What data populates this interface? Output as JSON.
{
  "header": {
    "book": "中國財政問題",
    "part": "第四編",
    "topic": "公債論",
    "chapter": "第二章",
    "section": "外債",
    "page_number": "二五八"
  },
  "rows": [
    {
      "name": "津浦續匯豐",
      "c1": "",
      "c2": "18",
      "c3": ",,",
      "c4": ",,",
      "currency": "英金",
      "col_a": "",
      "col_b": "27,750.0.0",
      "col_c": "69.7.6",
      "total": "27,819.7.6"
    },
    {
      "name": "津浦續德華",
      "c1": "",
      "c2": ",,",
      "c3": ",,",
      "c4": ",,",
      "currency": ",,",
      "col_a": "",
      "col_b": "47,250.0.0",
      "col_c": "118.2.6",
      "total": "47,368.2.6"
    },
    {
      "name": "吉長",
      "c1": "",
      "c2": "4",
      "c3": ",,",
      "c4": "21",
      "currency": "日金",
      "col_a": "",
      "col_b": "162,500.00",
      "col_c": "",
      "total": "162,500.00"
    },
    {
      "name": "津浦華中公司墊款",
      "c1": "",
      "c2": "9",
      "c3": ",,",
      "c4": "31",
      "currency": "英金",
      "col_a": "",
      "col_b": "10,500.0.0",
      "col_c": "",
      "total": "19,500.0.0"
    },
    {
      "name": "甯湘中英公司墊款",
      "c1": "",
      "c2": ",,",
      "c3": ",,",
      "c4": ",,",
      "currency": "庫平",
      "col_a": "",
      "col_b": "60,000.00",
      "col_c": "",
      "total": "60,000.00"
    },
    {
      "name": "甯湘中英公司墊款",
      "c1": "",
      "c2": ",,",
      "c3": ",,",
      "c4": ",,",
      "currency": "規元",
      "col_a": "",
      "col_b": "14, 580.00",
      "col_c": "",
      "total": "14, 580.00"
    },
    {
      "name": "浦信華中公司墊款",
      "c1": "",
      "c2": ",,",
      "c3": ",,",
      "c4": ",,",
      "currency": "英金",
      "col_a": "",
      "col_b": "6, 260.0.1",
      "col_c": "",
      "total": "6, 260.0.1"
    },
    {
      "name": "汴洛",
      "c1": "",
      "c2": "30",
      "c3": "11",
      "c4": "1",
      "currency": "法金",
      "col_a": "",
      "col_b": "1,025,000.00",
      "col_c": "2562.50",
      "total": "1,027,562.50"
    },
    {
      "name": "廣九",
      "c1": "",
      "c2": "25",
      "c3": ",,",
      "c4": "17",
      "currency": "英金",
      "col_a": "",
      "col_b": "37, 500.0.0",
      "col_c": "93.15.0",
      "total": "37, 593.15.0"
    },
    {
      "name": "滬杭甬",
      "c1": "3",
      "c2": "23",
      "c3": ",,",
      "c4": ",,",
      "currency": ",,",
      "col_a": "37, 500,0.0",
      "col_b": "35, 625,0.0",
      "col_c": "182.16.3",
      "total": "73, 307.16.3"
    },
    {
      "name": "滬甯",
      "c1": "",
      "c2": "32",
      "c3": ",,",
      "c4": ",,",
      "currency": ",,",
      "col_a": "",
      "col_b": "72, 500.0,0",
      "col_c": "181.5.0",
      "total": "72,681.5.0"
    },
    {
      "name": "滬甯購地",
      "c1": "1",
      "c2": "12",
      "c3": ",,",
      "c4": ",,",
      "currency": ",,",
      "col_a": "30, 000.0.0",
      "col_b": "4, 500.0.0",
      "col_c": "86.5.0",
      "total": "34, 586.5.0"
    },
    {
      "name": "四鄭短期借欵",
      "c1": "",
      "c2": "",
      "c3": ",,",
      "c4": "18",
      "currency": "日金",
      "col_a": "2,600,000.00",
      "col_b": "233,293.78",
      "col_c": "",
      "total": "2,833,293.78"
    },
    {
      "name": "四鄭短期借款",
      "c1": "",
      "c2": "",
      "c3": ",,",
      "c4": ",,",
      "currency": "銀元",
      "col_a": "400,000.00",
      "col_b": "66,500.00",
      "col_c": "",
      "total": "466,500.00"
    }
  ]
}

What the exercise asks => Write out every record verbatim.

Expected output =>
What data populates this interface? Output as JSON.
{
  "header": {
    "book": "中國財政問題",
    "part": "第四編",
    "topic": "公債論",
    "chapter": "第二章",
    "section": "外債",
    "page_number": "二五八"
  },
  "rows": [
    {
      "name": "津浦續匯豐",
      "c1": "",
      "c2": "18",
      "c3": ",,",
      "c4": ",,",
      "currency": "英金",
      "col_a": "",
      "col_b": "27,750.0.0",
      "col_c": "69.7.6",
      "total": "27,819.7.6"
    },
    {
      "name": "津浦續德華",
      "c1": "",
      "c2": ",,",
      "c3": ",,",
      "c4": ",,",
      "currency": ",,",
      "col_a": "",
      "col_b": "47,250.0.0",
      "col_c": "118.2.6",
      "total": "47,368.2.6"
    },
    {
      "name": "吉長",
      "c1": "",
      "c2": "4",
      "c3": ",,",
      "c4": "21",
      "currency": "日金",
      "col_a": "",
      "col_b": "162,500.00",
      "col_c": "",
      "total": "162,500.00"
    },
    {
      "name": "津浦華中公司墊款",
      "c1": "",
      "c2": "9",
      "c3": ",,",
      "c4": "31",
      "currency": "英金",
      "col_a": "",
      "col_b": "10,500.0.0",
      "col_c": "",
      "total": "19,500.0.0"
    },
    {
      "name": "甯湘中英公司墊款",
      "c1": "",
      "c2": ",,",
      "c3": ",,",
      "c4": ",,",
      "currency": "庫平",
      "col_a": "",
      "col_b": "60,000.00",
      "col_c": "",
      "total": "60,000.00"
    },
    {
      "name": "甯湘中英公司墊款",
      "c1": "",
      "c2": ",,",
      "c3": ",,",
      "c4": ",,",
      "currency": "規元",
      "col_a": "",
      "col_b": "14, 580.00",
      "col_c": "",
      "total": "14, 580.00"
    },
    {
      "name": "浦信華中公司墊款",
      "c1": "",
      "c2": ",,",
      "c3": ",,",
      "c4": ",,",
      "currency": "英金",
      "col_a": "",
      "col_b": "6, 260.0.1",
      "col_c": "",
      "total": "6, 260.0.1"
    },
    {
      "name": "汴洛",
      "c1": "",
      "c2": "30",
      "c3": "11",
      "c4": "1",
      "currency": "法金",
      "col_a": "",
      "col_b": "1,025,000.00",
      "col_c": "2562.50",
      "total": "1,027,562.50"
    },
    {
      "name": "廣九",
      "c1": "",
      "c2": "25",
      "c3": ",,",
      "c4": "17",
      "currency": "英金",
      "col_a": "",
      "col_b": "37, 500.0.0",
      "col_c": "93.15.0",
      "total": "37, 593.15.0"
    },
    {
      "name": "滬杭甬",
      "c1": "3",
      "c2": "23",
      "c3": ",,",
      "c4": ",,",
      "currency": ",,",
      "col_a": "37, 500,0.0",
      "col_b": "35, 625,0.0",
      "col_c": "182.16.3",
      "total": "73, 307.16.3"
    },
    {
      "name": "滬甯",
      "c1": "",
      "c2": "32",
      "c3": ",,",
      "c4": ",,",
      "currency": ",,",
      "col_a": "",
      "col_b": "72, 500.0,0",
      "col_c": "181.5.0",
      "total": "72,681.5.0"
    },
    {
      "name": "滬甯購地",
      "c1": "1",
      "c2": "12",
      "c3": ",,",
      "c4": ",,",
      "currency": ",,",
      "col_a": "30, 000.0.0",
      "col_b": "4, 500.0.0",
      "col_c": "86.5.0",
      "total": "34, 586.5.0"
    },
    {
      "name": "四鄭短期借欵",
      "c1": "",
      "c2": "",
      "c3": ",,",
      "c4": "18",
      "currency": "日金",
      "col_a": "2,600,000.00",
      "col_b": "233,293.78",
      "col_c": "",
      "total": "2,833,293.78"
    },
    {
      "name": "四鄭短期借款",
      "c1": "",
      "c2": "",
      "c3": ",,",
      "c4": ",,",
      "currency": "銀元",
      "col_a": "400,000.00",
      "col_b": "66,500.00",
      "col_c": "",
      "total": "466,500.00"
    }
  ]
}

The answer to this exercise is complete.